Directions for this task -
Convert all the rows below into a single numbered list, one line per entry, with blank lines dropped and the pictures left out.

**********

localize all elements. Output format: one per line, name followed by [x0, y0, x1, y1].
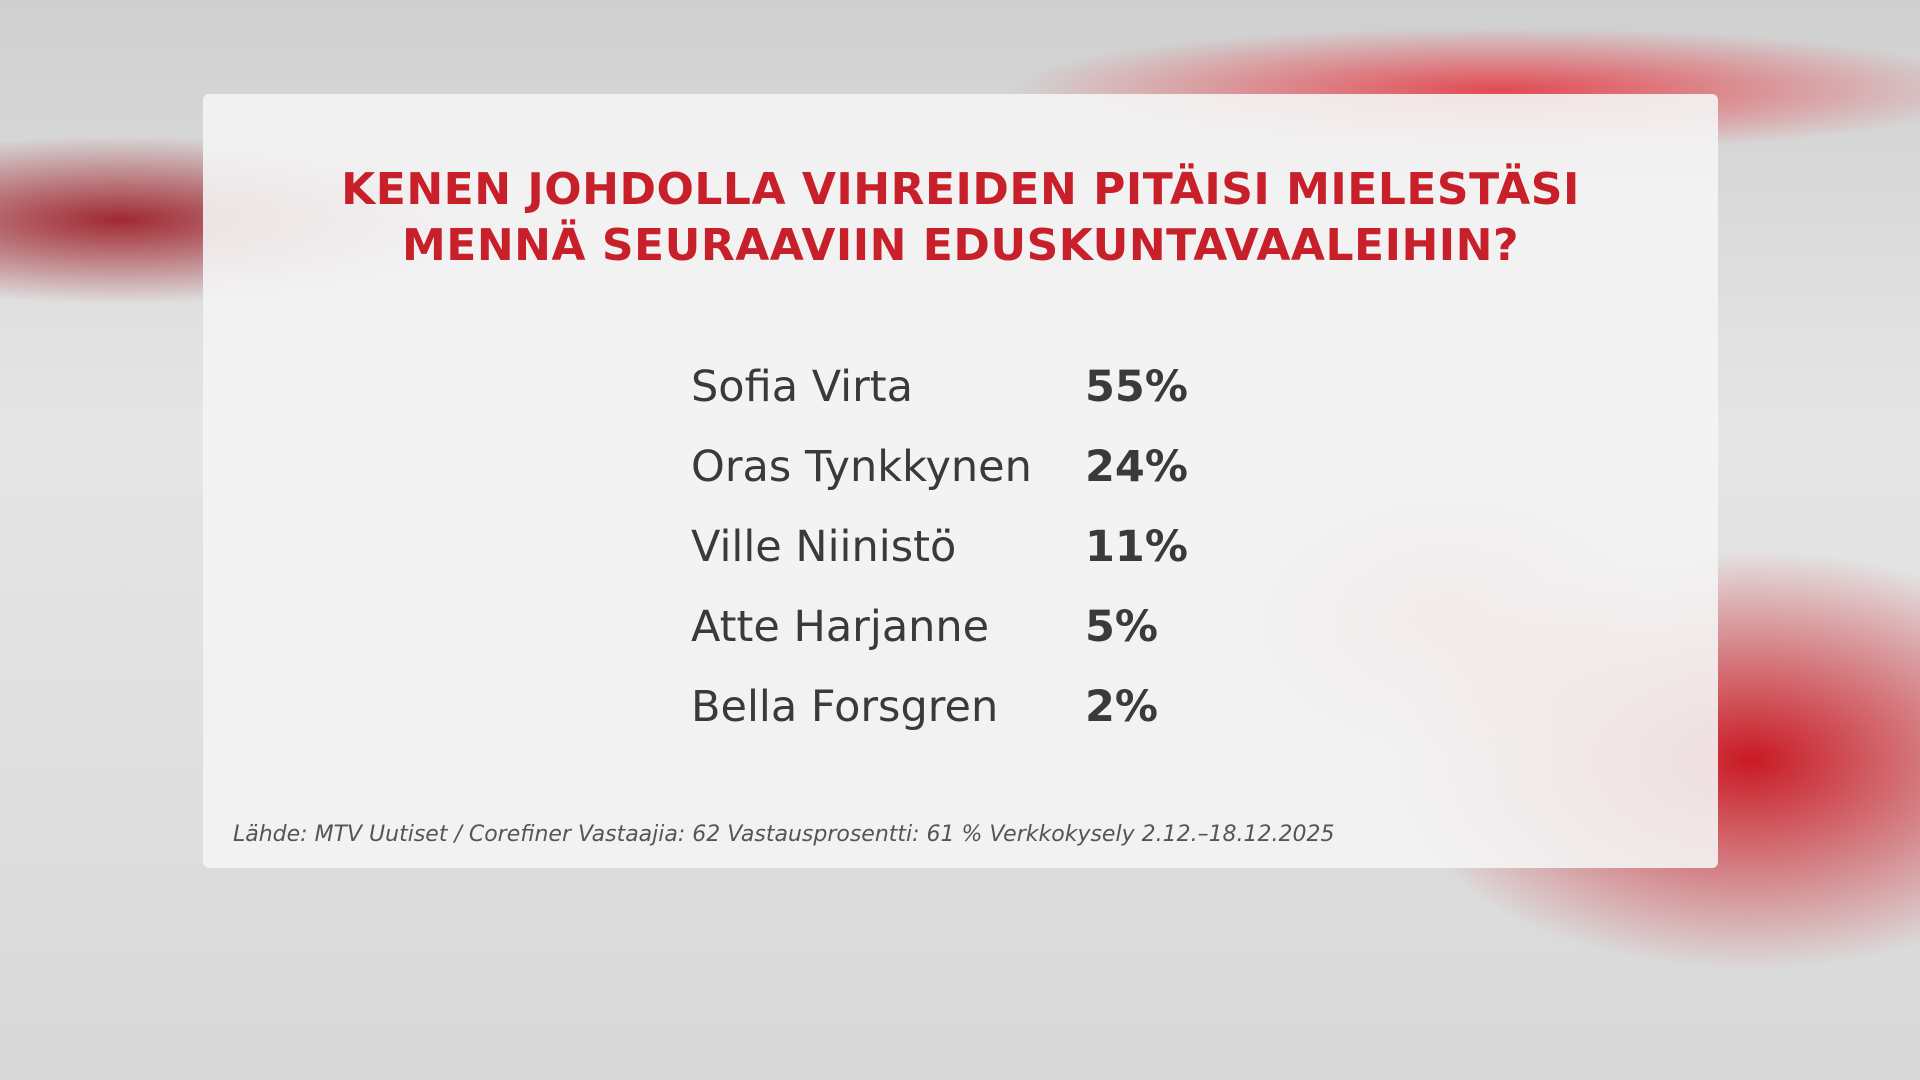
candidate-share: 5%: [1085, 602, 1159, 652]
candidate-name: Bella Forsgren: [691, 682, 999, 732]
source-note: Lähde: MTV Uutiset / Corefiner Vastaajia…: [233, 822, 1335, 847]
candidate-share: 2%: [1085, 682, 1159, 732]
candidate-name: Sofia Virta: [691, 362, 914, 412]
candidate-name: Atte Harjanne: [691, 602, 990, 652]
candidate-name: Oras Tynkkynen: [691, 442, 1032, 492]
title: KENEN JOHDOLLA VIHREIDEN PITÄISI MIELEST…: [341, 164, 1580, 215]
candidate-share: 24%: [1085, 442, 1188, 492]
title: MENNÄ SEURAAVIIN EDUSKUNTAVAALEIHIN?: [402, 220, 1519, 271]
candidate-share: 55%: [1085, 362, 1188, 412]
candidate-name: Ville Niinistö: [691, 522, 957, 572]
panel: Lähde: MTV Uutiset / Corefiner Vastaajia…: [203, 94, 1718, 868]
candidate-share: 11%: [1085, 522, 1188, 572]
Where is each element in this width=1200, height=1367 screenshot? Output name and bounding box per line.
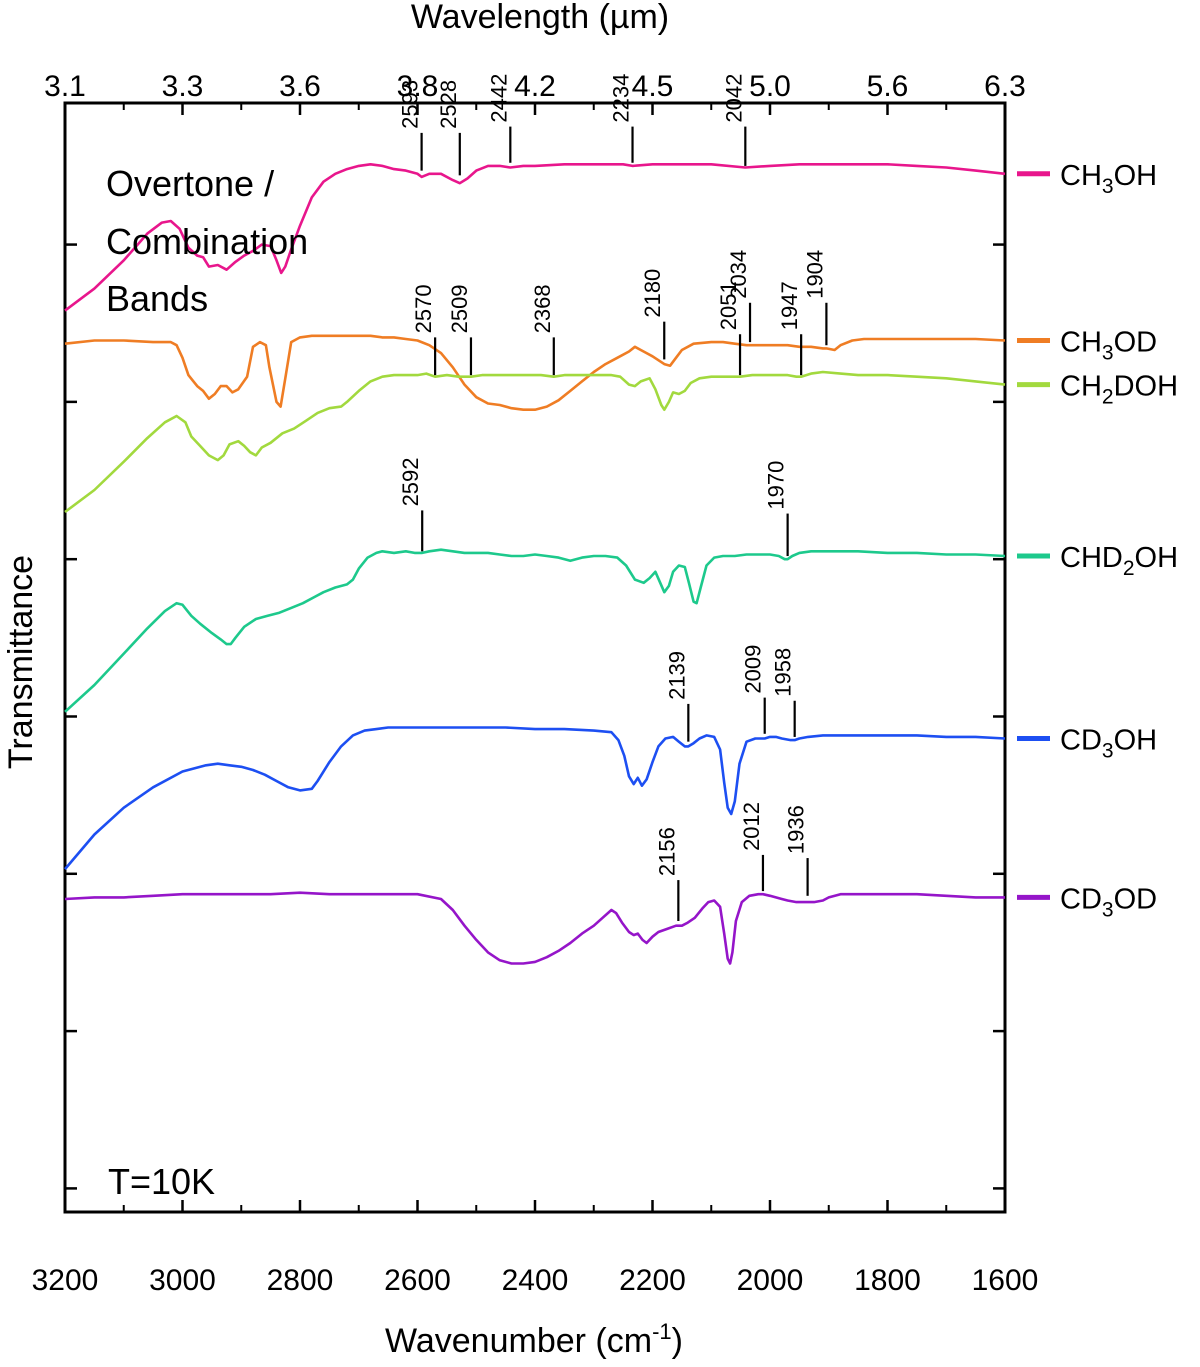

**********

Solved exercise -
1. localize all elements. Output format: one per line, name followed by [x0, y0, x1, y1].
2. candidate-share: 5%: [1085, 602, 1159, 652]
3. candidate-name: Bella Forsgren: [691, 682, 999, 732]
4. source-note: Lähde: MTV Uutiset / Corefiner Vastaajia…: [233, 822, 1335, 847]
5. candidate-share: 2%: [1085, 682, 1159, 732]
6. candidate-name: Sofia Virta: [691, 362, 914, 412]
7. candidate-name: Atte Harjanne: [691, 602, 990, 652]
8. candidate-name: Oras Tynkkynen: [691, 442, 1032, 492]
9. title: KENEN JOHDOLLA VIHREIDEN PITÄISI MIELEST…: [341, 164, 1580, 215]
10. candidate-share: 24%: [1085, 442, 1188, 492]
11. title: MENNÄ SEURAAVIIN EDUSKUNTAVAALEIHIN?: [402, 220, 1519, 271]
12. candidate-share: 55%: [1085, 362, 1188, 412]
13. candidate-name: Ville Niinistö: [691, 522, 957, 572]
14. panel: Lähde: MTV Uutiset / Corefiner Vastaajia…: [203, 94, 1718, 868]
15. candidate-share: 11%: [1085, 522, 1188, 572]
16. Where is each element in this width=1200, height=1367 screenshot? Output name and bounding box per line.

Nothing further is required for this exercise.